Problem statement:
Reproduce the entries below with every occurrence of "card-bottom-bar" switched to "card-footer-strip", leaving everything else unchanged.

The input:
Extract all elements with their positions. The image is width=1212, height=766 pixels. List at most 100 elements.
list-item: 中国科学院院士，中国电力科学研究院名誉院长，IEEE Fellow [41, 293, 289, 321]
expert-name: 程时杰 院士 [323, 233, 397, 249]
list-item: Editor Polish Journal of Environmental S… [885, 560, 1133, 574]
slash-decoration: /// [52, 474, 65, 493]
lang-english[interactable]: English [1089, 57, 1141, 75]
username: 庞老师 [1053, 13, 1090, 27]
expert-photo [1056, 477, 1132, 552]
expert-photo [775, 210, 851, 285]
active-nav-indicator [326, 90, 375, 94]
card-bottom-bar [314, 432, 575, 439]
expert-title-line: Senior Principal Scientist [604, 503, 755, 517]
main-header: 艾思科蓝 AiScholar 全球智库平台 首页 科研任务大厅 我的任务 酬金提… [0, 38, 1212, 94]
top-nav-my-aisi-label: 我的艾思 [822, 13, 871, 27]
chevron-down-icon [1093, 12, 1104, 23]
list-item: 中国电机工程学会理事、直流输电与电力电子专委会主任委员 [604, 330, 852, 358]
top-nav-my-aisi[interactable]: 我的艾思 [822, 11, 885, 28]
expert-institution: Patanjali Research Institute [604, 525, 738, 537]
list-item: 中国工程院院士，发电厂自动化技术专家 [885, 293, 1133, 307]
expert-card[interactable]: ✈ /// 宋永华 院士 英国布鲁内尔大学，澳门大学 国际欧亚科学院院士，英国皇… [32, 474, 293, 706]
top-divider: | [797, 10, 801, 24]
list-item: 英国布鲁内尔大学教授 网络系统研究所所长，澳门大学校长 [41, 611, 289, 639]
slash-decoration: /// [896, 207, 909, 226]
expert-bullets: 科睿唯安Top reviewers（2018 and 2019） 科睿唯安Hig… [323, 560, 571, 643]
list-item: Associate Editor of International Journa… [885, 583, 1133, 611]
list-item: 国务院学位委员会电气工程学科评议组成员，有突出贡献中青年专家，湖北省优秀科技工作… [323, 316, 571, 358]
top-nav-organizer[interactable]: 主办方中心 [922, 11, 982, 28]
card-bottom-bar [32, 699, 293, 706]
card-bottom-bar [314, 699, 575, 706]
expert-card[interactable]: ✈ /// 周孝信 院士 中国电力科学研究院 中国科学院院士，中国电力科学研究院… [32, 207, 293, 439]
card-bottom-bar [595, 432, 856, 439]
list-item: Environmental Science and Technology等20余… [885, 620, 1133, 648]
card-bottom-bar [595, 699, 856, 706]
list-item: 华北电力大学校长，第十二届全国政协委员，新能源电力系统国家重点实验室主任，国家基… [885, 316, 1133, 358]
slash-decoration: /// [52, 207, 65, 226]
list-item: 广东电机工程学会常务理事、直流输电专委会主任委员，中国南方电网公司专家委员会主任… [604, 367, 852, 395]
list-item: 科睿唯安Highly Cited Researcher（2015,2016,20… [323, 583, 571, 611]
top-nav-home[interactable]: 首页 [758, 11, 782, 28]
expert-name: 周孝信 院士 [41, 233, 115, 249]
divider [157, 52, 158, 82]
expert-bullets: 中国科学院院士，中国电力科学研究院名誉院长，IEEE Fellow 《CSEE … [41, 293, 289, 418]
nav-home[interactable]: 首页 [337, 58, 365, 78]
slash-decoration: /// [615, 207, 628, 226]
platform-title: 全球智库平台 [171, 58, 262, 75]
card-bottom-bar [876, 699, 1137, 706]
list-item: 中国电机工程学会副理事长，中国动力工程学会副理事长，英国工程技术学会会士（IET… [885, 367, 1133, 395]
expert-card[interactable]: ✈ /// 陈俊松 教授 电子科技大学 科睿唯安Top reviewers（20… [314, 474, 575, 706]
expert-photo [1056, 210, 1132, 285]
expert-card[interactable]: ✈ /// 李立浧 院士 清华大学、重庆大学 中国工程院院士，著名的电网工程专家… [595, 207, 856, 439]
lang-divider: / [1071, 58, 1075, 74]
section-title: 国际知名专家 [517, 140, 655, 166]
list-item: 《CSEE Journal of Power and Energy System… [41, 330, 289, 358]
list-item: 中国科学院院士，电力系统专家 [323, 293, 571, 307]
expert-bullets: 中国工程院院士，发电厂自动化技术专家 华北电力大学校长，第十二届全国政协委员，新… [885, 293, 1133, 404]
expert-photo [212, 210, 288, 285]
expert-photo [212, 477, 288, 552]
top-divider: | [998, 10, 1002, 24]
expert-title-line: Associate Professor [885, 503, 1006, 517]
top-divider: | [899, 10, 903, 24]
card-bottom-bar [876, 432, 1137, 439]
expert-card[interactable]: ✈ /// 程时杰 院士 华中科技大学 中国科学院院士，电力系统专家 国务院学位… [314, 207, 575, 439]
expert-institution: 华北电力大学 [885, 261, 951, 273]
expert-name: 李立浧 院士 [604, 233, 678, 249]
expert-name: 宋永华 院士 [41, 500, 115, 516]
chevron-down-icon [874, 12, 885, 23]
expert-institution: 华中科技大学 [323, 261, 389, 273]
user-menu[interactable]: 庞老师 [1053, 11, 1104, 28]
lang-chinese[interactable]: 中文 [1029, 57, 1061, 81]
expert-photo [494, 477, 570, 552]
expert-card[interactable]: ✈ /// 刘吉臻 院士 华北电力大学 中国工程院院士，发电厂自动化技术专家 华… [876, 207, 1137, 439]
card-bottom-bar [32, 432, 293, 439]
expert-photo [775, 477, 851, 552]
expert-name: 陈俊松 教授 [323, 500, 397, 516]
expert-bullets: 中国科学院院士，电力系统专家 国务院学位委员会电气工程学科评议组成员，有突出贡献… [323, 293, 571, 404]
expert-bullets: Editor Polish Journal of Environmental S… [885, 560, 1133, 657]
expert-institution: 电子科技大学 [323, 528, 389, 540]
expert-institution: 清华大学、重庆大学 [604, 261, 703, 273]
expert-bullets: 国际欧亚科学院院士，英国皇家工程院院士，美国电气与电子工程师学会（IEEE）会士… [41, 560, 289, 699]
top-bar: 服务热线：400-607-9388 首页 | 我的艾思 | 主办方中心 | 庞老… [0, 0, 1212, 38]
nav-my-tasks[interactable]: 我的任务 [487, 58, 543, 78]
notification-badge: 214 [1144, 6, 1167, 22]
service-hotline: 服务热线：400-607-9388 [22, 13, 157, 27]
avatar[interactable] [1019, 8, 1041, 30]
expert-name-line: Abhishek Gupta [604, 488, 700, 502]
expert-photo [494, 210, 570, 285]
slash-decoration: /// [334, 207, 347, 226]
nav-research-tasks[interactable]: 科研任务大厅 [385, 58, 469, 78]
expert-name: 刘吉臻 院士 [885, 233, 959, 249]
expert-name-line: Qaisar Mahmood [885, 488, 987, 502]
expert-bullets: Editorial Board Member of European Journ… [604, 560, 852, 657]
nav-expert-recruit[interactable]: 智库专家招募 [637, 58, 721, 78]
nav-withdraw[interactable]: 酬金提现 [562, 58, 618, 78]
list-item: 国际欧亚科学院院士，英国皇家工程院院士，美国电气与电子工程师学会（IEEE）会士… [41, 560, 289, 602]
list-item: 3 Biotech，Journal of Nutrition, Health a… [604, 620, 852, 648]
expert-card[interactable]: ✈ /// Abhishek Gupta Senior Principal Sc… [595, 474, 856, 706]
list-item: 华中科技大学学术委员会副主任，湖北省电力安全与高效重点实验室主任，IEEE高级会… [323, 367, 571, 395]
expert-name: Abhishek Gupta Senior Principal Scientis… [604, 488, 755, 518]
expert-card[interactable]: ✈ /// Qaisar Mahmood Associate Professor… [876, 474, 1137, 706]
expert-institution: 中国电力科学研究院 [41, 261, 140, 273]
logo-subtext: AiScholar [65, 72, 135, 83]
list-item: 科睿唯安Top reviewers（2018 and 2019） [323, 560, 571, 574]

Correct response:
Extract all elements with their positions. The image is width=1212, height=766 pixels. List at most 100 elements.
list-item: 中国科学院院士，中国电力科学研究院名誉院长，IEEE Fellow [41, 293, 289, 321]
expert-name: 程时杰 院士 [323, 233, 397, 249]
list-item: Editor Polish Journal of Environmental S… [885, 560, 1133, 574]
slash-decoration: /// [52, 474, 65, 493]
lang-english[interactable]: English [1089, 57, 1141, 75]
username: 庞老师 [1053, 13, 1090, 27]
expert-photo [1056, 477, 1132, 552]
expert-photo [775, 210, 851, 285]
active-nav-indicator [326, 90, 375, 94]
card-footer-strip [314, 432, 575, 439]
expert-title-line: Senior Principal Scientist [604, 503, 755, 517]
main-header: 艾思科蓝 AiScholar 全球智库平台 首页 科研任务大厅 我的任务 酬金提… [0, 38, 1212, 94]
top-nav-my-aisi-label: 我的艾思 [822, 13, 871, 27]
chevron-down-icon [1093, 12, 1104, 23]
list-item: 中国电机工程学会理事、直流输电与电力电子专委会主任委员 [604, 330, 852, 358]
top-nav-my-aisi[interactable]: 我的艾思 [822, 11, 885, 28]
expert-institution: Patanjali Research Institute [604, 525, 738, 537]
list-item: 中国工程院院士，发电厂自动化技术专家 [885, 293, 1133, 307]
expert-card[interactable]: ✈ /// 宋永华 院士 英国布鲁内尔大学，澳门大学 国际欧亚科学院院士，英国皇… [32, 474, 293, 706]
top-divider: | [797, 10, 801, 24]
list-item: 英国布鲁内尔大学教授 网络系统研究所所长，澳门大学校长 [41, 611, 289, 639]
slash-decoration: /// [896, 207, 909, 226]
expert-bullets: 科睿唯安Top reviewers（2018 and 2019） 科睿唯安Hig… [323, 560, 571, 643]
list-item: Associate Editor of International Journa… [885, 583, 1133, 611]
list-item: 国务院学位委员会电气工程学科评议组成员，有突出贡献中青年专家，湖北省优秀科技工作… [323, 316, 571, 358]
top-nav-organizer[interactable]: 主办方中心 [922, 11, 982, 28]
card-footer-strip [32, 699, 293, 706]
card-footer-strip [314, 699, 575, 706]
expert-card[interactable]: ✈ /// 周孝信 院士 中国电力科学研究院 中国科学院院士，中国电力科学研究院… [32, 207, 293, 439]
card-footer-strip [595, 432, 856, 439]
list-item: Environmental Science and Technology等20余… [885, 620, 1133, 648]
card-footer-strip [595, 699, 856, 706]
list-item: 华北电力大学校长，第十二届全国政协委员，新能源电力系统国家重点实验室主任，国家基… [885, 316, 1133, 358]
slash-decoration: /// [52, 207, 65, 226]
list-item: 广东电机工程学会常务理事、直流输电专委会主任委员，中国南方电网公司专家委员会主任… [604, 367, 852, 395]
list-item: 科睿唯安Highly Cited Researcher（2015,2016,20… [323, 583, 571, 611]
top-nav-home[interactable]: 首页 [758, 11, 782, 28]
expert-name: 周孝信 院士 [41, 233, 115, 249]
divider [157, 52, 158, 82]
expert-bullets: 中国科学院院士，中国电力科学研究院名誉院长，IEEE Fellow 《CSEE … [41, 293, 289, 418]
nav-home[interactable]: 首页 [337, 58, 365, 78]
slash-decoration: /// [615, 207, 628, 226]
platform-title: 全球智库平台 [171, 58, 262, 75]
card-footer-strip [876, 699, 1137, 706]
list-item: 中国电机工程学会副理事长，中国动力工程学会副理事长，英国工程技术学会会士（IET… [885, 367, 1133, 395]
expert-card[interactable]: ✈ /// 陈俊松 教授 电子科技大学 科睿唯安Top reviewers（20… [314, 474, 575, 706]
expert-photo [1056, 210, 1132, 285]
expert-card[interactable]: ✈ /// 李立浧 院士 清华大学、重庆大学 中国工程院院士，著名的电网工程专家… [595, 207, 856, 439]
lang-divider: / [1071, 58, 1075, 74]
section-title: 国际知名专家 [517, 140, 655, 166]
list-item: 《CSEE Journal of Power and Energy System… [41, 330, 289, 358]
list-item: 中国科学院院士，电力系统专家 [323, 293, 571, 307]
expert-bullets: 中国工程院院士，发电厂自动化技术专家 华北电力大学校长，第十二届全国政协委员，新… [885, 293, 1133, 404]
expert-photo [212, 210, 288, 285]
expert-photo [212, 477, 288, 552]
top-divider: | [998, 10, 1002, 24]
expert-title-line: Associate Professor [885, 503, 1006, 517]
top-divider: | [899, 10, 903, 24]
card-footer-strip [876, 432, 1137, 439]
expert-card[interactable]: ✈ /// 程时杰 院士 华中科技大学 中国科学院院士，电力系统专家 国务院学位… [314, 207, 575, 439]
expert-institution: 华北电力大学 [885, 261, 951, 273]
expert-name: 李立浧 院士 [604, 233, 678, 249]
expert-name: 宋永华 院士 [41, 500, 115, 516]
chevron-down-icon [874, 12, 885, 23]
expert-institution: 华中科技大学 [323, 261, 389, 273]
user-menu[interactable]: 庞老师 [1053, 11, 1104, 28]
lang-chinese[interactable]: 中文 [1029, 57, 1061, 81]
expert-photo [494, 477, 570, 552]
expert-card[interactable]: ✈ /// 刘吉臻 院士 华北电力大学 中国工程院院士，发电厂自动化技术专家 华… [876, 207, 1137, 439]
card-footer-strip [32, 432, 293, 439]
expert-photo [775, 477, 851, 552]
expert-name: 陈俊松 教授 [323, 500, 397, 516]
expert-bullets: 中国科学院院士，电力系统专家 国务院学位委员会电气工程学科评议组成员，有突出贡献… [323, 293, 571, 404]
expert-bullets: Editor Polish Journal of Environmental S… [885, 560, 1133, 657]
expert-institution: 电子科技大学 [323, 528, 389, 540]
expert-institution: 清华大学、重庆大学 [604, 261, 703, 273]
expert-bullets: 国际欧亚科学院院士，英国皇家工程院院士，美国电气与电子工程师学会（IEEE）会士… [41, 560, 289, 699]
top-bar: 服务热线：400-607-9388 首页 | 我的艾思 | 主办方中心 | 庞老… [0, 0, 1212, 38]
nav-my-tasks[interactable]: 我的任务 [487, 58, 543, 78]
notification-badge: 214 [1144, 6, 1167, 22]
service-hotline: 服务热线：400-607-9388 [22, 13, 157, 27]
avatar[interactable] [1019, 8, 1041, 30]
expert-name-line: Abhishek Gupta [604, 488, 700, 502]
expert-photo [494, 210, 570, 285]
slash-decoration: /// [334, 207, 347, 226]
nav-research-tasks[interactable]: 科研任务大厅 [385, 58, 469, 78]
expert-name: 刘吉臻 院士 [885, 233, 959, 249]
expert-name-line: Qaisar Mahmood [885, 488, 987, 502]
expert-bullets: Editorial Board Member of European Journ… [604, 560, 852, 657]
nav-expert-recruit[interactable]: 智库专家招募 [637, 58, 721, 78]
nav-withdraw[interactable]: 酬金提现 [562, 58, 618, 78]
list-item: 国际欧亚科学院院士，英国皇家工程院院士，美国电气与电子工程师学会（IEEE）会士… [41, 560, 289, 602]
list-item: 3 Biotech，Journal of Nutrition, Health a… [604, 620, 852, 648]
expert-card[interactable]: ✈ /// Abhishek Gupta Senior Principal Sc… [595, 474, 856, 706]
list-item: 华中科技大学学术委员会副主任，湖北省电力安全与高效重点实验室主任，IEEE高级会… [323, 367, 571, 395]
expert-name: Abhishek Gupta Senior Principal Scientis… [604, 488, 755, 518]
expert-card[interactable]: ✈ /// Qaisar Mahmood Associate Professor… [876, 474, 1137, 706]
expert-institution: 中国电力科学研究院 [41, 261, 140, 273]
logo-subtext: AiScholar [65, 72, 135, 83]
list-item: 科睿唯安Top reviewers（2018 and 2019） [323, 560, 571, 574]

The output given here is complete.